Word for word, quote the lines from the one containing "Convert this document image to plain text." to the end of the entries below, including both. Leave pictures out.

═════ SUPPLIED DATA

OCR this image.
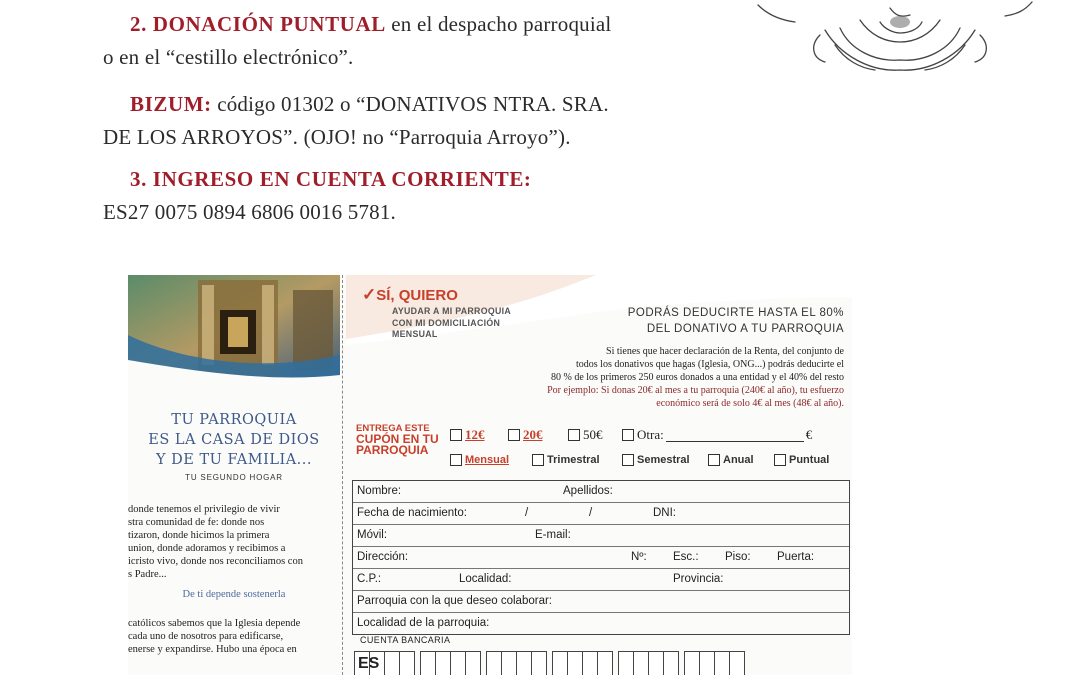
2. DONACIÓN PUNTUAL en el despacho parroquial
o en el “cestillo electrónico”.
BIZUM: código 01302 o “DONATIVOS NTRA. SRA.
DE LOS ARROYOS”. (OJO! no “Parroquia Arroyo”).
3. INGRESO EN CUENTA CORRIENTE:
ES27 0075 0894 6806 0016 5781.
TU PARROQUIA
ES LA CASA DE DIOS
Y DE TU FAMILIA...
TU SEGUNDO HOGAR
donde tenemos el privilegio de vivir
stra comunidad de fe: donde nos
tizaron, donde hicimos la primera
union, donde adoramos y recibimos a
icristo vivo, donde nos reconciliamos con
s Padre...
De ti depende sostenerla
católicos sabemos que la Iglesia depende
cada uno de nosotros para edificarse,
enerse y expandirse. Hubo una época en
✓SÍ, QUIERO
AYUDAR A MI PARROQUIA
CON MI DOMICILIACIÓN
MENSUAL
PODRÁS DEDUCIRTE HASTA EL 80%
DEL DONATIVO A TU PARROQUIA
Si tienes que hacer declaración de la Renta, del conjunto de
todos los donativos que hagas (Iglesia, ONG...) podrás deducirte el
80 % de los primeros 250 euros donados a una entidad y el 40% del resto
Por ejemplo: Si donas 20€ al mes a tu parroquia (240€ al año), tu esfuerzo
económico será de solo 4€ al mes (48€ al año).
ENTREGA ESTE
CUPÓN EN TU
PARROQUIA
12€	20€	50€	Otra:	€
Mensual	Trimestral	Semestral	Anual	Puntual
Nombre:	Apellidos:
Fecha de nacimiento:	/	/	DNI:
Móvil:	E-mail:
Dirección:	Nº: Esc.: Piso: Puerta:
C.P.:	Localidad:	Provincia:
Parroquia con la que deseo colaborar:
Localidad de la parroquia:
CUENTA BANCARIA
ES
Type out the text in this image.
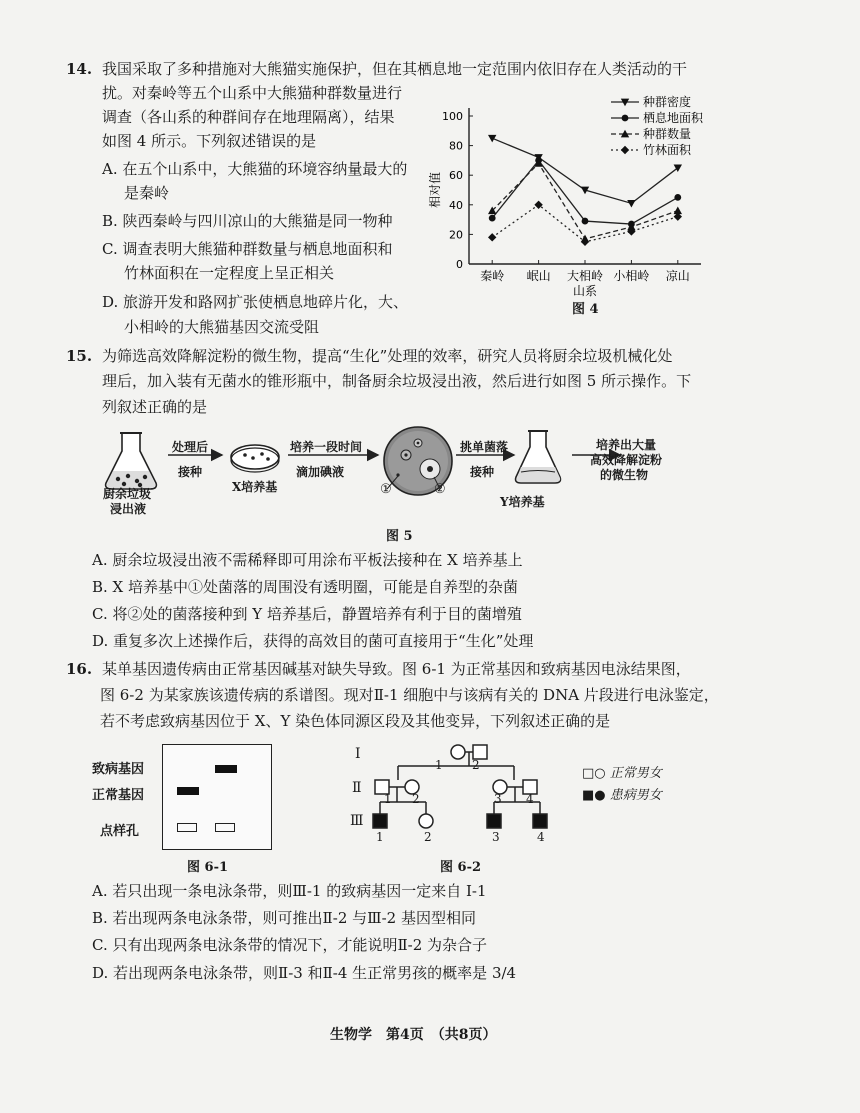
14. 我国采取了多种措施对大熊猫实施保护，但在其栖息地一定范围内依旧存在人类活动的干
扰。对秦岭等五个山系中大熊猫种群数量进行
调查（各山系的种群间存在地理隔离），结果
如图 4 所示。下列叙述错误的是
A. 在五个山系中，大熊猫的环境容纳量最大的
是秦岭
B. 陕西秦岭与四川凉山的大熊猫是同一物种
C. 调查表明大熊猫种群数量与栖息地面积和
竹林面积在一定程度上呈正相关
D. 旅游开发和路网扩张使栖息地碎片化，大、
小相岭的大熊猫基因交流受阻
0
20
40
60
80
100
秦岭 岷山 大相岭 小相岭 凉山
山系
相对值
种群密度
栖息地面积
种群数量
竹林面积
图 4
15. 为筛选高效降解淀粉的微生物，提高“生化”处理的效率，研究人员将厨余垃圾机械化处
理后，加入装有无菌水的锥形瓶中，制备厨余垃圾浸出液，然后进行如图 5 所示操作。下
列叙述正确的是
厨余垃圾
浸出液
处理后
接种
X培养基
培养一段时间
滴加碘液
①	②
挑单菌落
接种
Y培养基
培养出大量
高效降解淀粉
的微生物
图 5
A. 厨余垃圾浸出液不需稀释即可用涂布平板法接种在 X 培养基上
B. X 培养基中①处菌落的周围没有透明圈，可能是自养型的杂菌
C. 将②处的菌落接种到 Y 培养基后，静置培养有利于目的菌增殖
D. 重复多次上述操作后，获得的高效目的菌可直接用于“生化”处理
16. 某单基因遗传病由正常基因碱基对缺失导致。图 6-1 为正常基因和致病基因电泳结果图，
图 6-2 为某家族该遗传病的系谱图。现对Ⅱ-1 细胞中与该病有关的 DNA 片段进行电泳鉴定，
若不考虑致病基因位于 X、Y 染色体同源区段及其他变异，下列叙述正确的是
致病基因
正常基因
点样孔
图 6-1
Ⅰ
Ⅱ
Ⅲ
1 2
1 2	3 4
1	2	3	4
□○ 正常男女
■● 患病男女
图 6-2
A. 若只出现一条电泳条带，则Ⅲ-1 的致病基因一定来自 I-1
B. 若出现两条电泳条带，则可推出Ⅱ-2 与Ⅲ-2 基因型相同
C. 只有出现两条电泳条带的情况下，才能说明Ⅱ-2 为杂合子
D. 若出现两条电泳条带，则Ⅱ-3 和Ⅱ-4 生正常男孩的概率是 3/4
生物学　第4页　（共8页）
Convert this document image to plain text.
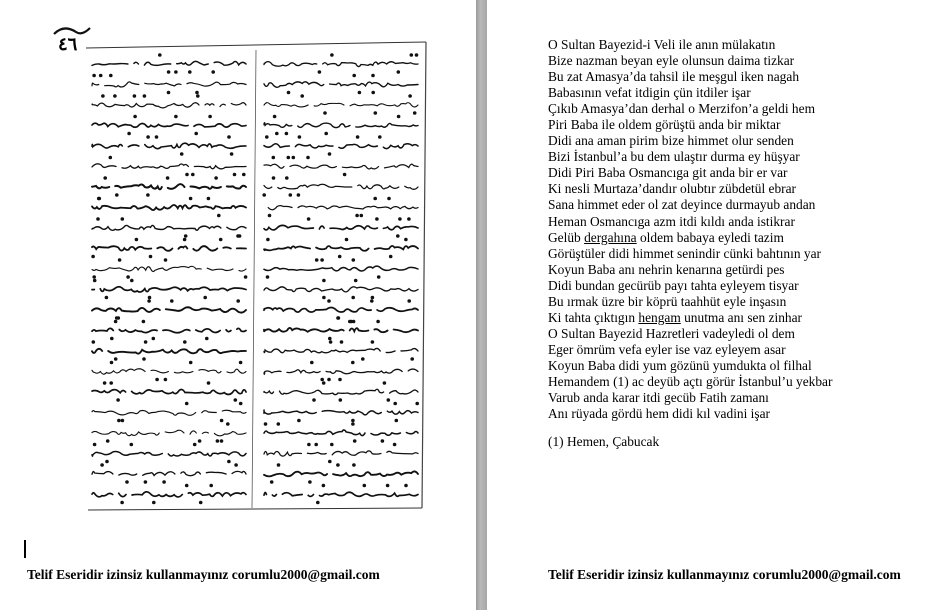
٤٦
Telif Eseridir izinsiz kullanmayınız corumlu2000@gmail.com
O Sultan Bayezid-i Veli ile anın mülakatın
Bize nazman beyan eyle olunsun daima tizkar
Bu zat Amasya’da tahsil ile meşgul iken nagah
Babasının vefat itdigin çün itdiler işar
Çıkıb Amasya’dan derhal o Merzifon’a geldi hem
Piri Baba ile oldem görüştü anda bir miktar
Didi ana aman pirim bize himmet olur senden
Bizi İstanbul’a bu dem ulaştır durma ey hüşyar
Didi Piri Baba Osmancıga git anda bir er var
Ki nesli Murtaza’dandır olubtır zübdetül ebrar
Sana himmet eder ol zat deyince durmayub andan
Heman Osmancıga azm itdi kıldı anda istikrar
Gelüb dergahına oldem babaya eyledi tazim
Görüştüler didi himmet senindir cünki bahtının yar
Koyun Baba anı nehrin kenarına getürdi pes
Didi bundan gecürüb payı tahta eyleyem tisyar
Bu ırmak üzre bir köprü taahhüt eyle inşasın
Ki tahta çıktıgın hengam unutma anı sen zinhar
O Sultan Bayezid Hazretleri vadeyledi ol dem
Eger ömrüm vefa eyler ise vaz eyleyem asar
Koyun Baba didi yum gözünü yumdukta ol filhal
Hemandem (1) ac deyüb açtı görür İstanbul’u yekbar
Varub anda karar itdi gecüb Fatih zamanı
Anı rüyada gördü hem didi kıl vadini işar
(1) Hemen, Çabucak
Telif Eseridir izinsiz kullanmayınız corumlu2000@gmail.com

══════════

— TASK RESULT —
Convert this document image to plain text.
٤٦
Telif Eseridir izinsiz kullanmayınız corumlu2000@gmail.com
O Sultan Bayezid-i Veli ile anın mülakatın
Bize nazman beyan eyle olunsun daima tizkar
Bu zat Amasya’da tahsil ile meşgul iken nagah
Babasının vefat itdigin çün itdiler işar
Çıkıb Amasya’dan derhal o Merzifon’a geldi hem
Piri Baba ile oldem görüştü anda bir miktar
Didi ana aman pirim bize himmet olur senden
Bizi İstanbul’a bu dem ulaştır durma ey hüşyar
Didi Piri Baba Osmancıga git anda bir er var
Ki nesli Murtaza’dandır olubtır zübdetül ebrar
Sana himmet eder ol zat deyince durmayub andan
Heman Osmancıga azm itdi kıldı anda istikrar
Gelüb dergahına oldem babaya eyledi tazim
Görüştüler didi himmet senindir cünki bahtının yar
Koyun Baba anı nehrin kenarına getürdi pes
Didi bundan gecürüb payı tahta eyleyem tisyar
Bu ırmak üzre bir köprü taahhüt eyle inşasın
Ki tahta çıktıgın hengam unutma anı sen zinhar
O Sultan Bayezid Hazretleri vadeyledi ol dem
Eger ömrüm vefa eyler ise vaz eyleyem asar
Koyun Baba didi yum gözünü yumdukta ol filhal
Hemandem (1) ac deyüb açtı görür İstanbul’u yekbar
Varub anda karar itdi gecüb Fatih zamanı
Anı rüyada gördü hem didi kıl vadini işar
(1) Hemen, Çabucak
Telif Eseridir izinsiz kullanmayınız corumlu2000@gmail.com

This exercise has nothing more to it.